Begin Records shown

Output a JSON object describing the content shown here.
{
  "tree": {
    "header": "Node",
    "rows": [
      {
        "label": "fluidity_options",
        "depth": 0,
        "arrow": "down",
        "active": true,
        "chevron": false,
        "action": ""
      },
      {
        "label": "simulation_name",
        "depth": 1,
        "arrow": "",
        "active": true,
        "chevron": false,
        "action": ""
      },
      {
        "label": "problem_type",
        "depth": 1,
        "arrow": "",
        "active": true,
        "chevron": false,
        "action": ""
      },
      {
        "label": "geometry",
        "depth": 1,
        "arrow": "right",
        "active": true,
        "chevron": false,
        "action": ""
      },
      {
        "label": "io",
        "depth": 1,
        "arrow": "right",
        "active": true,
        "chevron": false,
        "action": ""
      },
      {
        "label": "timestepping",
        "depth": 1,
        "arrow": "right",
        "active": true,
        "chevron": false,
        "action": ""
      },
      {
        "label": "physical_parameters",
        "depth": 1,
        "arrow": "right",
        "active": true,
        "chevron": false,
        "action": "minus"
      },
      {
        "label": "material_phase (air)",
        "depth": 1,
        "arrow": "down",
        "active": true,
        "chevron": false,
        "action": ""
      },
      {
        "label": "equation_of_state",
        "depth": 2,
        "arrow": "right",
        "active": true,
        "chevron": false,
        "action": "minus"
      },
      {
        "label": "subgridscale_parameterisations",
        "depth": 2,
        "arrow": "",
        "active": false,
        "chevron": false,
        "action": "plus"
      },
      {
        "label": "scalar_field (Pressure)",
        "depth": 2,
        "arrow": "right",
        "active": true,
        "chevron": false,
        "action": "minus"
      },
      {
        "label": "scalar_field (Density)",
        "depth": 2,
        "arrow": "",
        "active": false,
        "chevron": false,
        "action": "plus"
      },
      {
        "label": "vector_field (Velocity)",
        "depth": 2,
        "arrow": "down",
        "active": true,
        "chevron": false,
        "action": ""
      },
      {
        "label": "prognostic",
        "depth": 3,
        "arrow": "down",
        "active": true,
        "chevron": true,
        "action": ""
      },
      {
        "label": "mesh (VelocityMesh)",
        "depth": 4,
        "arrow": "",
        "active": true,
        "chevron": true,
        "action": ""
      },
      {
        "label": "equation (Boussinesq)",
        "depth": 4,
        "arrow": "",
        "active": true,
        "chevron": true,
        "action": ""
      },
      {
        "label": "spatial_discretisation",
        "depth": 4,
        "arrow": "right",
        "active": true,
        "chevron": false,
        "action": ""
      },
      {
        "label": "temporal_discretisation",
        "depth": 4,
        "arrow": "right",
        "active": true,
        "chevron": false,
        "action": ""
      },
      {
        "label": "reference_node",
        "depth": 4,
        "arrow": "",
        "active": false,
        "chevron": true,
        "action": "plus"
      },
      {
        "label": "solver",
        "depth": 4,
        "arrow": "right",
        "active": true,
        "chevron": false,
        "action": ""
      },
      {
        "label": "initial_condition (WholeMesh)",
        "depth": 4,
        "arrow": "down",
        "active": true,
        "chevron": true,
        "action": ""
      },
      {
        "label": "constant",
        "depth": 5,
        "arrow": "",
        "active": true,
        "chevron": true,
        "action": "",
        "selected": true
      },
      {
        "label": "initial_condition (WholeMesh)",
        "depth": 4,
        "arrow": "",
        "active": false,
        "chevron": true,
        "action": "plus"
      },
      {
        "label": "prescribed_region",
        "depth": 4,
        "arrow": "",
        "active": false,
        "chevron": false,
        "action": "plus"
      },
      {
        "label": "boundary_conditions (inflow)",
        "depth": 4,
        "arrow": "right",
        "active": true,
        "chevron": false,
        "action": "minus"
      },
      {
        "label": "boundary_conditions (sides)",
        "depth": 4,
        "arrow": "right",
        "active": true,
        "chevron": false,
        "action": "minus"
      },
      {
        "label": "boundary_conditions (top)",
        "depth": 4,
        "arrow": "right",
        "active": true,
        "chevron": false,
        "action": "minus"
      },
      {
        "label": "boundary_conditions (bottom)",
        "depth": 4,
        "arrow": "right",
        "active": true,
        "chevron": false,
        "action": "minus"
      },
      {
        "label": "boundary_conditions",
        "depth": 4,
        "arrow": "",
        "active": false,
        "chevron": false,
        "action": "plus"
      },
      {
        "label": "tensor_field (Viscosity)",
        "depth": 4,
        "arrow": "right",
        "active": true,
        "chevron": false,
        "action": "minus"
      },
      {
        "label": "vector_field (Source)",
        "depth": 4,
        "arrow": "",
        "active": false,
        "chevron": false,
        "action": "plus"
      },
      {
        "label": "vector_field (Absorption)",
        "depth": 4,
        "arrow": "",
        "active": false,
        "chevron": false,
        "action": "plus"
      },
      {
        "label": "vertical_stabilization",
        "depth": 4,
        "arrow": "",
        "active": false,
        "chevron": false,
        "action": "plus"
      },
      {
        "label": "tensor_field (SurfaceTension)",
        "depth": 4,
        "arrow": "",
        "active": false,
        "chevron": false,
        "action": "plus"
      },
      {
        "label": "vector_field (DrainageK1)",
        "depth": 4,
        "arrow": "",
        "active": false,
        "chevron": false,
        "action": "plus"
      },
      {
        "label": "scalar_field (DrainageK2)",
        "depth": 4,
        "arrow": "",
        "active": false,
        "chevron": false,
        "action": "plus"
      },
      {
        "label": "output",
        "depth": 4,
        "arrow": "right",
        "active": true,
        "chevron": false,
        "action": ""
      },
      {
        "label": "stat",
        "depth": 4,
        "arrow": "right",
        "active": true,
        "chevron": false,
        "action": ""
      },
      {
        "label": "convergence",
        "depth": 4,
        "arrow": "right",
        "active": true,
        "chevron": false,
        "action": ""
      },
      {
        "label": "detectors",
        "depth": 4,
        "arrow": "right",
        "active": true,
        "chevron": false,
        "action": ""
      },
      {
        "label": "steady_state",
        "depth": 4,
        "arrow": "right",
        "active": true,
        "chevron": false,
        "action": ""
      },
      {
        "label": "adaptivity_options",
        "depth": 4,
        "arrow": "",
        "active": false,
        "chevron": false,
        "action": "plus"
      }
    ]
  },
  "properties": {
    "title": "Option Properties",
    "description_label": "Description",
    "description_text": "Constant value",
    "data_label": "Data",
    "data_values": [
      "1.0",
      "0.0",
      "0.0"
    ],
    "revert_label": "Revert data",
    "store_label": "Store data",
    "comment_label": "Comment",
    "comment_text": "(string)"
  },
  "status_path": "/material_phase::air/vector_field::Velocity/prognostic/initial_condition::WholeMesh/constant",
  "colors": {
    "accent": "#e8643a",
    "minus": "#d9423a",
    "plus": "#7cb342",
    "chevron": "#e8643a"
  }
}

End Records shown
Begin Records shown

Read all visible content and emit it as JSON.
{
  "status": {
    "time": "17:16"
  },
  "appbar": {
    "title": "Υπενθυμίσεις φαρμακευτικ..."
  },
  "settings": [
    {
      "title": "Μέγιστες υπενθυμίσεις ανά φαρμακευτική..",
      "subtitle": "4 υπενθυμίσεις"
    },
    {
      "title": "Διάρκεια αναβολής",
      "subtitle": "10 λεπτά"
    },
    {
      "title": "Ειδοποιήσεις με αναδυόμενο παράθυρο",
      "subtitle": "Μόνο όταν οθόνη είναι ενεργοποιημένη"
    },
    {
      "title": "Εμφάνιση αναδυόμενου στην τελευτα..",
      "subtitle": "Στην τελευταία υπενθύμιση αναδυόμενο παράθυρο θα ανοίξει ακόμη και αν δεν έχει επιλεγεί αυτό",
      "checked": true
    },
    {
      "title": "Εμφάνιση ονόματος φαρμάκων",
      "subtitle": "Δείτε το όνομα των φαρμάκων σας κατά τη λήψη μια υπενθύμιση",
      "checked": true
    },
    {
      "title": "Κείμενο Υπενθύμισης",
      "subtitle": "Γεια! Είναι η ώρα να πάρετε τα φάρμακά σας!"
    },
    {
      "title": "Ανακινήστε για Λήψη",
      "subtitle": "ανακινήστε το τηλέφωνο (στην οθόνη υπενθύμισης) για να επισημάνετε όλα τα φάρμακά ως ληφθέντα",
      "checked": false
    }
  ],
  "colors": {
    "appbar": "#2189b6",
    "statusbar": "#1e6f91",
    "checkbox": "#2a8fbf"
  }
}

End Records shown

# The task:
Extract from the material all lines containing the string "οθόνη".

# The solution:
      "subtitle": "Μόνο όταν οθόνη είναι ενεργοποιημένη"
      "subtitle": "ανακινήστε το τηλέφωνο (στην οθόνη υπενθύμισης) για να επισημάνετε όλα τα φάρμακά ως ληφθέντα",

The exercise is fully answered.